• _Instructions for the task_:
Once the pictures are set aside, transcribe the remaining data exactly.

• _Given records_:

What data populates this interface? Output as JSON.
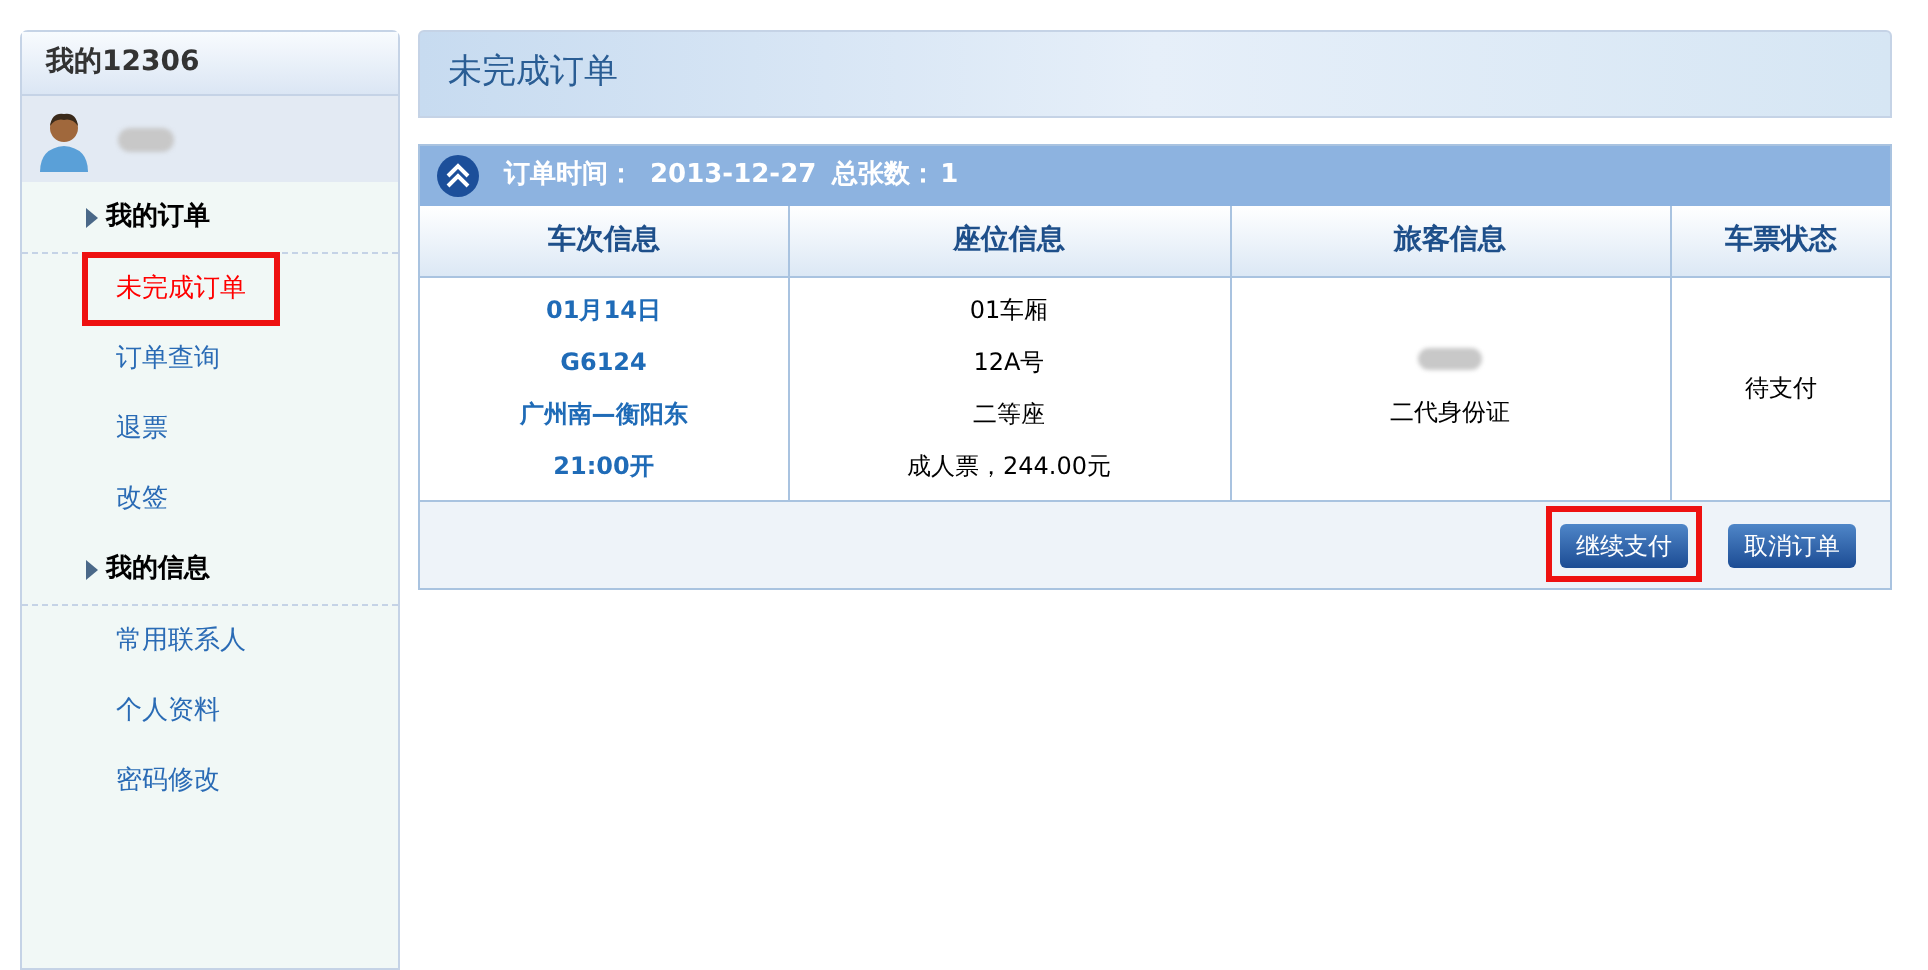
{
  "sidebar": {
    "title": "我的12306",
    "user": {
      "name_redacted": true
    },
    "sections": [
      {
        "label": "我的订单",
        "items": [
          {
            "label": "未完成订单",
            "selected": true,
            "annotated": true
          },
          {
            "label": "订单查询",
            "selected": false,
            "annotated": false
          },
          {
            "label": "退票",
            "selected": false,
            "annotated": false
          },
          {
            "label": "改签",
            "selected": false,
            "annotated": false
          }
        ]
      },
      {
        "label": "我的信息",
        "items": [
          {
            "label": "常用联系人",
            "selected": false,
            "annotated": false
          },
          {
            "label": "个人资料",
            "selected": false,
            "annotated": false
          },
          {
            "label": "密码修改",
            "selected": false,
            "annotated": false
          }
        ]
      }
    ]
  },
  "page_title": "未完成订单",
  "order": {
    "time_label": "订单时间：",
    "time": "2013-12-27",
    "count_label": "总张数：",
    "count": "1",
    "columns": [
      "车次信息",
      "座位信息",
      "旅客信息",
      "车票状态"
    ],
    "rows": [
      {
        "train": [
          "01月14日",
          "G6124",
          "广州南—衡阳东",
          "21:00开"
        ],
        "seat": [
          "01车厢",
          "12A号",
          "二等座",
          "成人票，244.00元"
        ],
        "passenger": {
          "name_redacted": true,
          "id_type": "二代身份证"
        },
        "status": "待支付"
      }
    ],
    "buttons": [
      {
        "label": "继续支付",
        "annotated": true
      },
      {
        "label": "取消订单",
        "annotated": false
      }
    ]
  }
}
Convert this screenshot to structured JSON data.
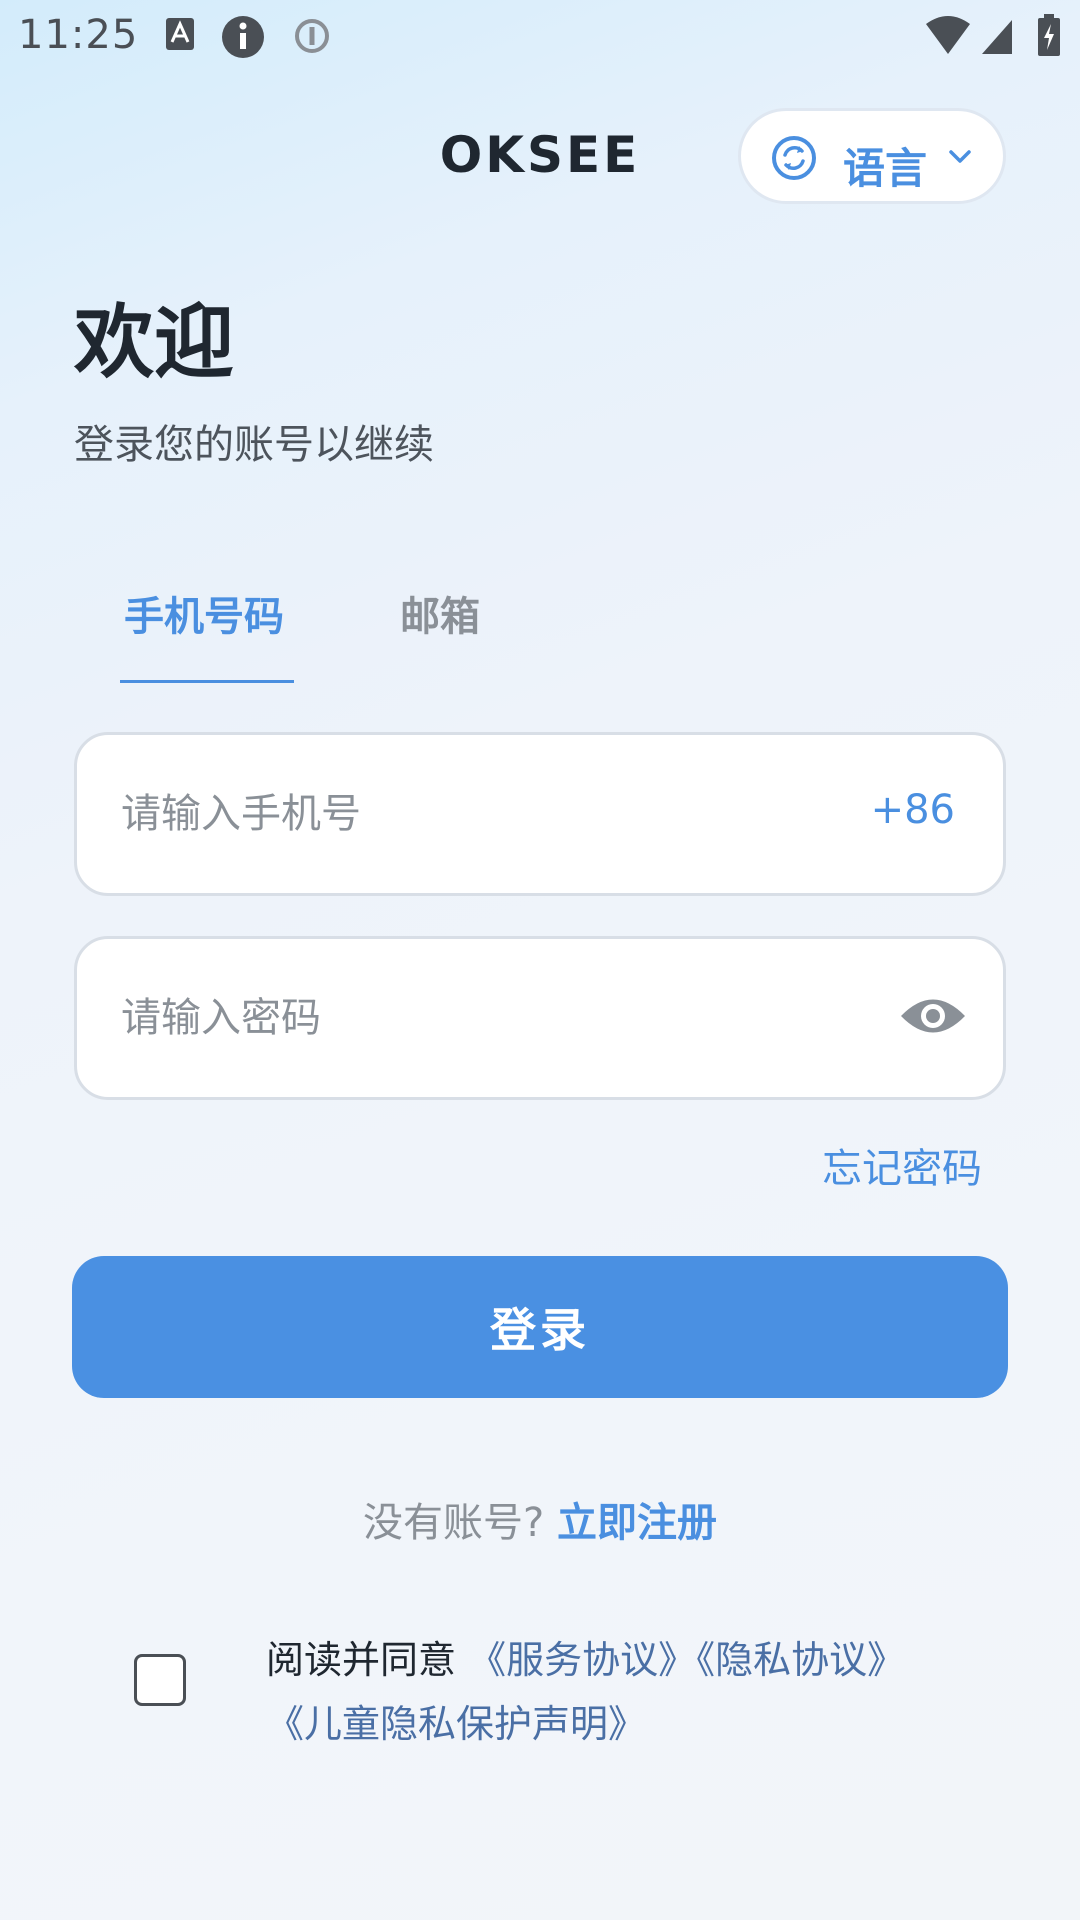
{
  "status_bar": {
    "time": "11:25",
    "icons_left": [
      "a-notification-icon",
      "info-circle-icon",
      "alert-circle-icon"
    ],
    "icons_right": [
      "wifi-icon",
      "signal-icon",
      "battery-charging-icon"
    ]
  },
  "header": {
    "title": "OKSEE",
    "language_label": "语言"
  },
  "welcome": {
    "title": "欢迎",
    "subtitle": "登录您的账号以继续"
  },
  "tabs": [
    {
      "label": "手机号码",
      "active": true
    },
    {
      "label": "邮箱",
      "active": false
    }
  ],
  "form": {
    "phone_placeholder": "请输入手机号",
    "phone_value": "",
    "country_code": "+86",
    "password_placeholder": "请输入密码",
    "password_value": "",
    "forgot_password": "忘记密码",
    "login_button": "登录"
  },
  "register": {
    "prompt": "没有账号?",
    "link": "立即注册"
  },
  "agreement": {
    "checked": false,
    "prefix": "阅读并同意",
    "service": "《服务协议》",
    "privacy": "《隐私协议》",
    "children": "《儿童隐私保护声明》"
  },
  "colors": {
    "accent": "#4a90e2",
    "link": "#4a8fe0",
    "text_primary": "#1f2730",
    "text_muted": "#8a9097"
  }
}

• _Written solution_:
What data populates this interface? Output as JSON.
{
  "sidebar": {
    "title": "我的12306",
    "user": {
      "name_redacted": true
    },
    "sections": [
      {
        "label": "我的订单",
        "items": [
          {
            "label": "未完成订单",
            "selected": true,
            "annotated": true
          },
          {
            "label": "订单查询",
            "selected": false,
            "annotated": false
          },
          {
            "label": "退票",
            "selected": false,
            "annotated": false
          },
          {
            "label": "改签",
            "selected": false,
            "annotated": false
          }
        ]
      },
      {
        "label": "我的信息",
        "items": [
          {
            "label": "常用联系人",
            "selected": false,
            "annotated": false
          },
          {
            "label": "个人资料",
            "selected": false,
            "annotated": false
          },
          {
            "label": "密码修改",
            "selected": false,
            "annotated": false
          }
        ]
      }
    ]
  },
  "page_title": "未完成订单",
  "order": {
    "time_label": "订单时间：",
    "time": "2013-12-27",
    "count_label": "总张数：",
    "count": "1",
    "columns": [
      "车次信息",
      "座位信息",
      "旅客信息",
      "车票状态"
    ],
    "rows": [
      {
        "train": [
          "01月14日",
          "G6124",
          "广州南—衡阳东",
          "21:00开"
        ],
        "seat": [
          "01车厢",
          "12A号",
          "二等座",
          "成人票，244.00元"
        ],
        "passenger": {
          "name_redacted": true,
          "id_type": "二代身份证"
        },
        "status": "待支付"
      }
    ],
    "buttons": [
      {
        "label": "继续支付",
        "annotated": true
      },
      {
        "label": "取消订单",
        "annotated": false
      }
    ]
  }
}
Convert this screenshot to structured JSON data.
{
  "status_bar": {
    "time": "11:25",
    "icons_left": [
      "a-notification-icon",
      "info-circle-icon",
      "alert-circle-icon"
    ],
    "icons_right": [
      "wifi-icon",
      "signal-icon",
      "battery-charging-icon"
    ]
  },
  "header": {
    "title": "OKSEE",
    "language_label": "语言"
  },
  "welcome": {
    "title": "欢迎",
    "subtitle": "登录您的账号以继续"
  },
  "tabs": [
    {
      "label": "手机号码",
      "active": true
    },
    {
      "label": "邮箱",
      "active": false
    }
  ],
  "form": {
    "phone_placeholder": "请输入手机号",
    "phone_value": "",
    "country_code": "+86",
    "password_placeholder": "请输入密码",
    "password_value": "",
    "forgot_password": "忘记密码",
    "login_button": "登录"
  },
  "register": {
    "prompt": "没有账号?",
    "link": "立即注册"
  },
  "agreement": {
    "checked": false,
    "prefix": "阅读并同意",
    "service": "《服务协议》",
    "privacy": "《隐私协议》",
    "children": "《儿童隐私保护声明》"
  },
  "colors": {
    "accent": "#4a90e2",
    "link": "#4a8fe0",
    "text_primary": "#1f2730",
    "text_muted": "#8a9097"
  }
}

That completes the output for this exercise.